Request:
Type out the complete listing below word for word, without its pictures.

Records shown:
=======
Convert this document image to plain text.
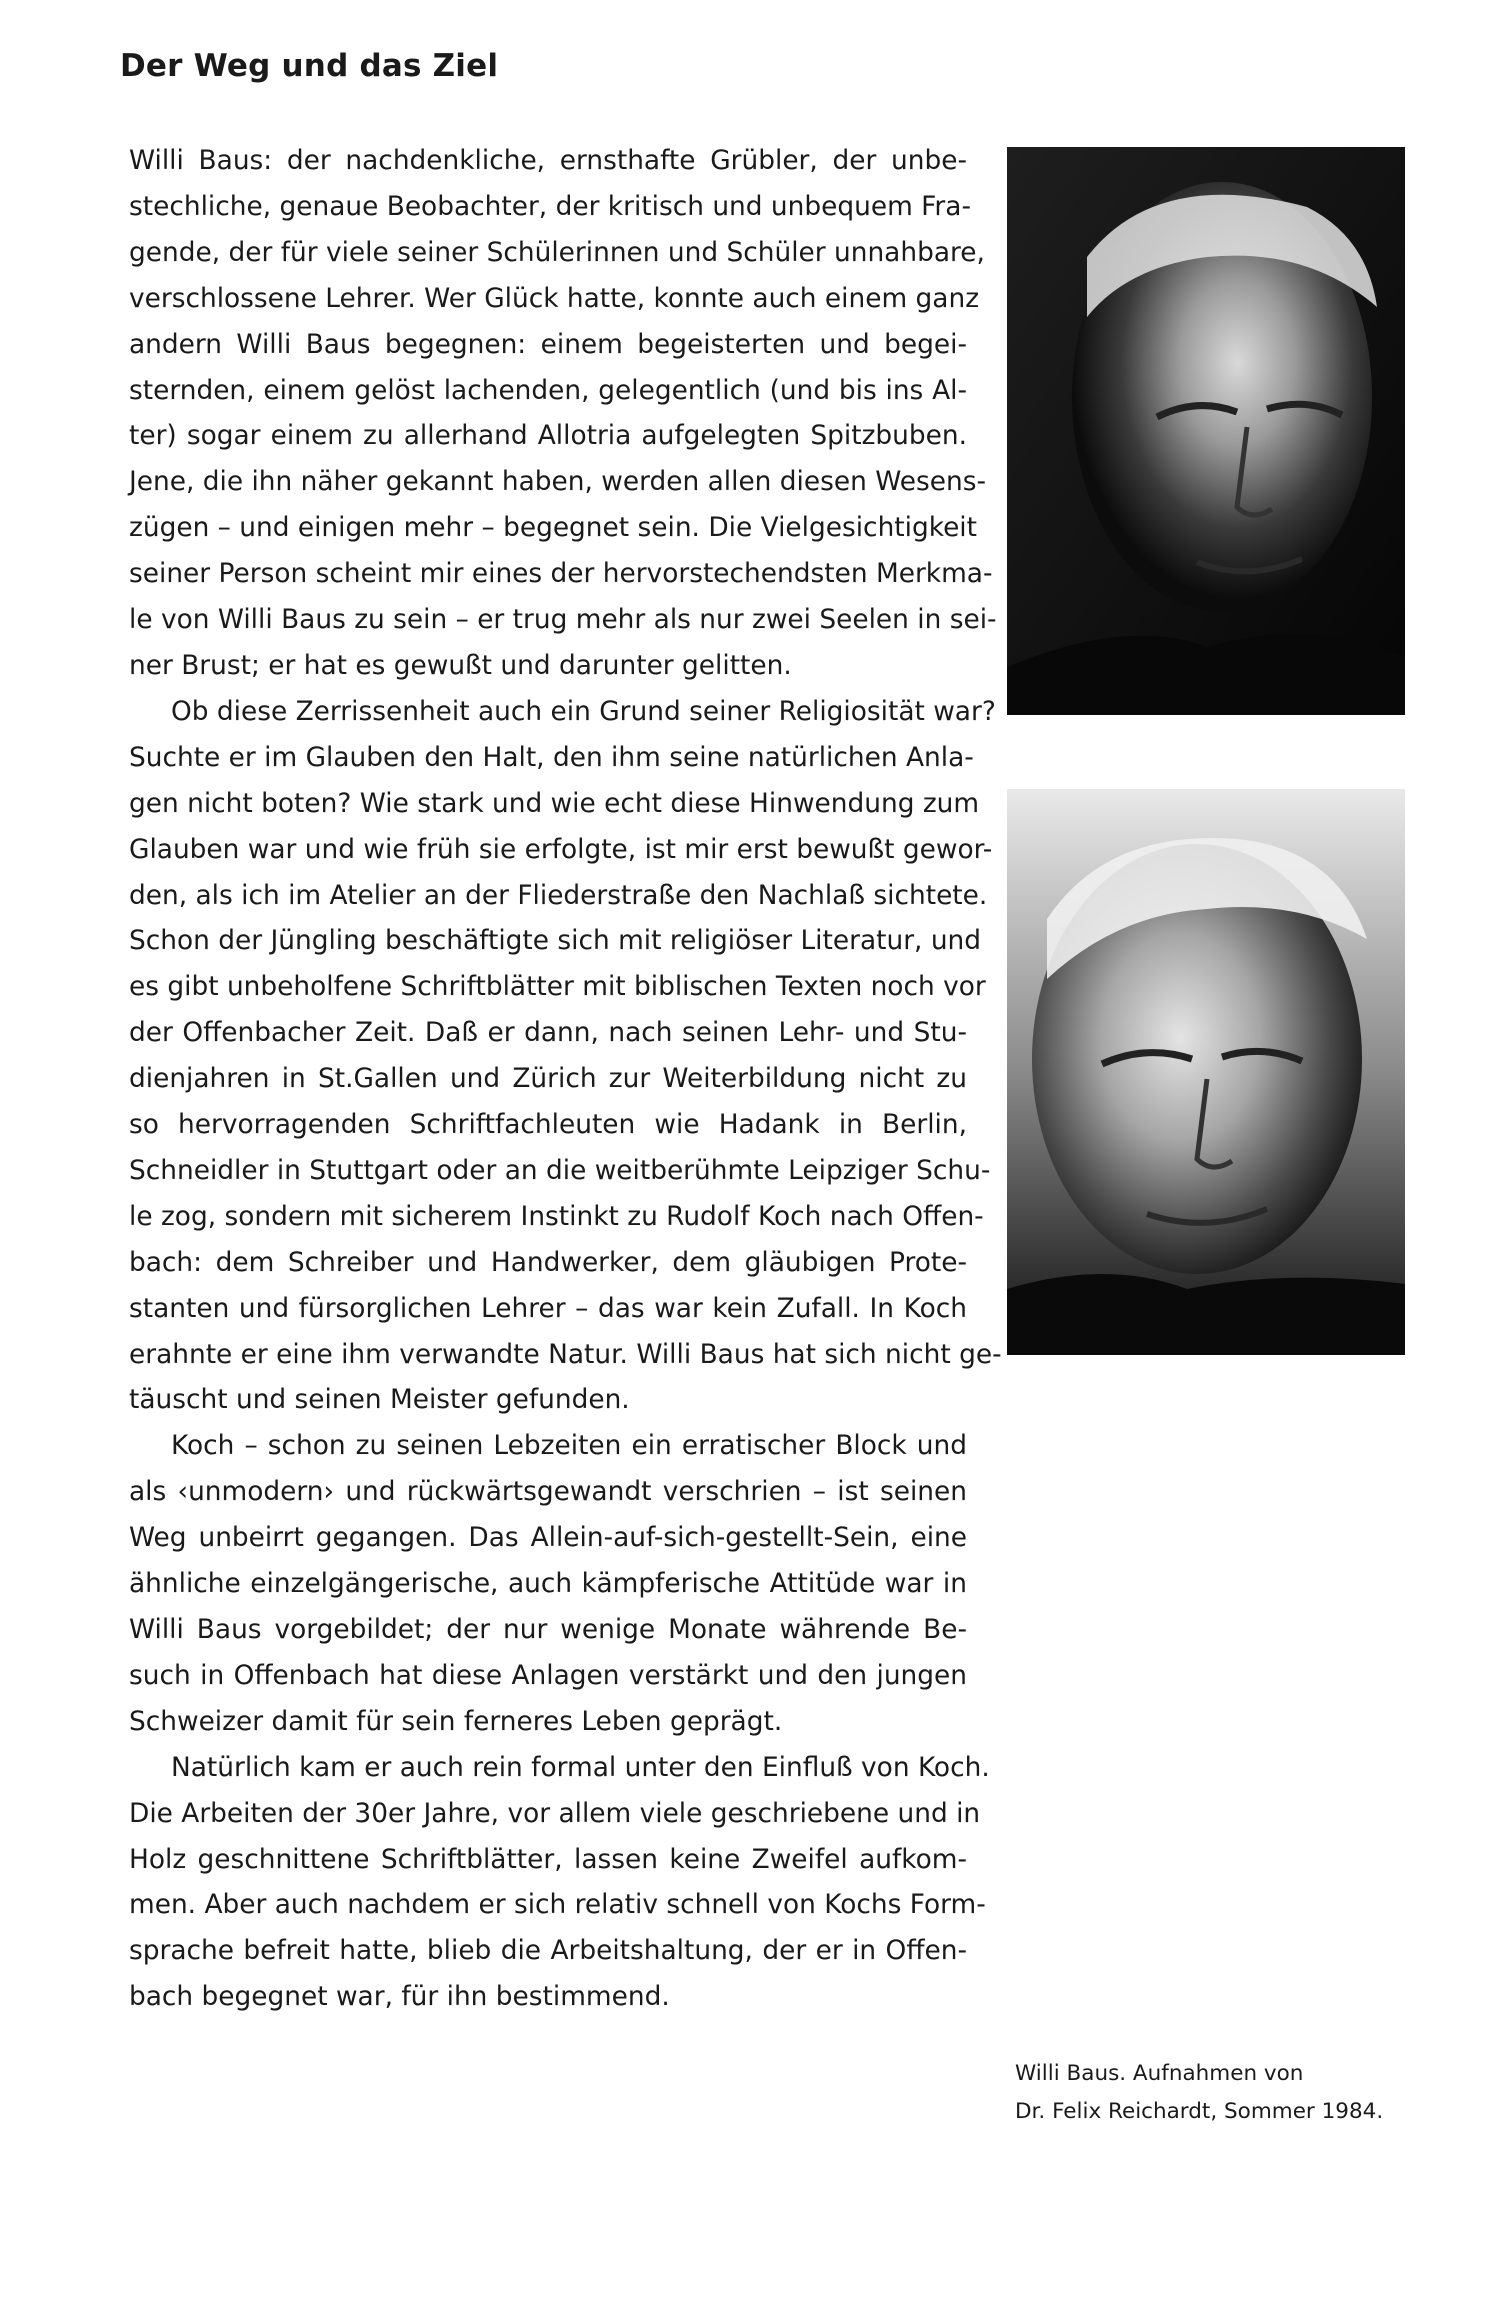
Der Weg und das Ziel

Willi Baus: der nachdenkliche, ernsthafte Grübler, der unbe-
stechliche, genaue Beobachter, der kritisch und unbequem Fra-
gende, der für viele seiner Schülerinnen und Schüler unnahbare,
verschlossene Lehrer. Wer Glück hatte, konnte auch einem ganz
andern Willi Baus begegnen: einem begeisterten und begei-
sternden, einem gelöst lachenden, gelegentlich (und bis ins Al-
ter) sogar einem zu allerhand Allotria aufgelegten Spitzbuben.
Jene, die ihn näher gekannt haben, werden allen diesen Wesens-
zügen – und einigen mehr – begegnet sein. Die Vielgesichtigkeit
seiner Person scheint mir eines der hervorstechendsten Merkma-
le von Willi Baus zu sein – er trug mehr als nur zwei Seelen in sei-
ner Brust; er hat es gewußt und darunter gelitten.

Ob diese Zerrissenheit auch ein Grund seiner Religiosität war?
Suchte er im Glauben den Halt, den ihm seine natürlichen Anla-
gen nicht boten? Wie stark und wie echt diese Hinwendung zum
Glauben war und wie früh sie erfolgte, ist mir erst bewußt gewor-
den, als ich im Atelier an der Fliederstraße den Nachlaß sichtete.
Schon der Jüngling beschäftigte sich mit religiöser Literatur, und
es gibt unbeholfene Schriftblätter mit biblischen Texten noch vor
der Offenbacher Zeit. Daß er dann, nach seinen Lehr- und Stu-
dienjahren in St.Gallen und Zürich zur Weiterbildung nicht zu
so hervorragenden Schriftfachleuten wie Hadank in Berlin,
Schneidler in Stuttgart oder an die weitberühmte Leipziger Schu-
le zog, sondern mit sicherem Instinkt zu Rudolf Koch nach Offen-
bach: dem Schreiber und Handwerker, dem gläubigen Prote-
stanten und fürsorglichen Lehrer – das war kein Zufall. In Koch
erahnte er eine ihm verwandte Natur. Willi Baus hat sich nicht ge-
täuscht und seinen Meister gefunden.

Koch – schon zu seinen Lebzeiten ein erratischer Block und
als ‹unmodern› und rückwärtsgewandt verschrien – ist seinen
Weg unbeirrt gegangen. Das Allein-auf-sich-gestellt-Sein, eine
ähnliche einzelgängerische, auch kämpferische Attitüde war in
Willi Baus vorgebildet; der nur wenige Monate währende Be-
such in Offenbach hat diese Anlagen verstärkt und den jungen
Schweizer damit für sein ferneres Leben geprägt.

Natürlich kam er auch rein formal unter den Einfluß von Koch.
Die Arbeiten der 30er Jahre, vor allem viele geschriebene und in
Holz geschnittene Schriftblätter, lassen keine Zweifel aufkom-
men. Aber auch nachdem er sich relativ schnell von Kochs Form-
sprache befreit hatte, blieb die Arbeitshaltung, der er in Offen-
bach begegnet war, für ihn bestimmend.

Willi Baus. Aufnahmen von
Dr. Felix Reichardt, Sommer 1984.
=======
Written response:
Convert this document image to plain text.
Der Weg und das Ziel

Willi Baus: der nachdenkliche, ernsthafte Grübler, der unbe-
stechliche, genaue Beobachter, der kritisch und unbequem Fra-
gende, der für viele seiner Schülerinnen und Schüler unnahbare,
verschlossene Lehrer. Wer Glück hatte, konnte auch einem ganz
andern Willi Baus begegnen: einem begeisterten und begei-
sternden, einem gelöst lachenden, gelegentlich (und bis ins Al-
ter) sogar einem zu allerhand Allotria aufgelegten Spitzbuben.
Jene, die ihn näher gekannt haben, werden allen diesen Wesens-
zügen – und einigen mehr – begegnet sein. Die Vielgesichtigkeit
seiner Person scheint mir eines der hervorstechendsten Merkma-
le von Willi Baus zu sein – er trug mehr als nur zwei Seelen in sei-
ner Brust; er hat es gewußt und darunter gelitten.

Ob diese Zerrissenheit auch ein Grund seiner Religiosität war?
Suchte er im Glauben den Halt, den ihm seine natürlichen Anla-
gen nicht boten? Wie stark und wie echt diese Hinwendung zum
Glauben war und wie früh sie erfolgte, ist mir erst bewußt gewor-
den, als ich im Atelier an der Fliederstraße den Nachlaß sichtete.
Schon der Jüngling beschäftigte sich mit religiöser Literatur, und
es gibt unbeholfene Schriftblätter mit biblischen Texten noch vor
der Offenbacher Zeit. Daß er dann, nach seinen Lehr- und Stu-
dienjahren in St.Gallen und Zürich zur Weiterbildung nicht zu
so hervorragenden Schriftfachleuten wie Hadank in Berlin,
Schneidler in Stuttgart oder an die weitberühmte Leipziger Schu-
le zog, sondern mit sicherem Instinkt zu Rudolf Koch nach Offen-
bach: dem Schreiber und Handwerker, dem gläubigen Prote-
stanten und fürsorglichen Lehrer – das war kein Zufall. In Koch
erahnte er eine ihm verwandte Natur. Willi Baus hat sich nicht ge-
täuscht und seinen Meister gefunden.

Koch – schon zu seinen Lebzeiten ein erratischer Block und
als ‹unmodern› und rückwärtsgewandt verschrien – ist seinen
Weg unbeirrt gegangen. Das Allein-auf-sich-gestellt-Sein, eine
ähnliche einzelgängerische, auch kämpferische Attitüde war in
Willi Baus vorgebildet; der nur wenige Monate währende Be-
such in Offenbach hat diese Anlagen verstärkt und den jungen
Schweizer damit für sein ferneres Leben geprägt.

Natürlich kam er auch rein formal unter den Einfluß von Koch.
Die Arbeiten der 30er Jahre, vor allem viele geschriebene und in
Holz geschnittene Schriftblätter, lassen keine Zweifel aufkom-
men. Aber auch nachdem er sich relativ schnell von Kochs Form-
sprache befreit hatte, blieb die Arbeitshaltung, der er in Offen-
bach begegnet war, für ihn bestimmend.

Willi Baus. Aufnahmen von
Dr. Felix Reichardt, Sommer 1984.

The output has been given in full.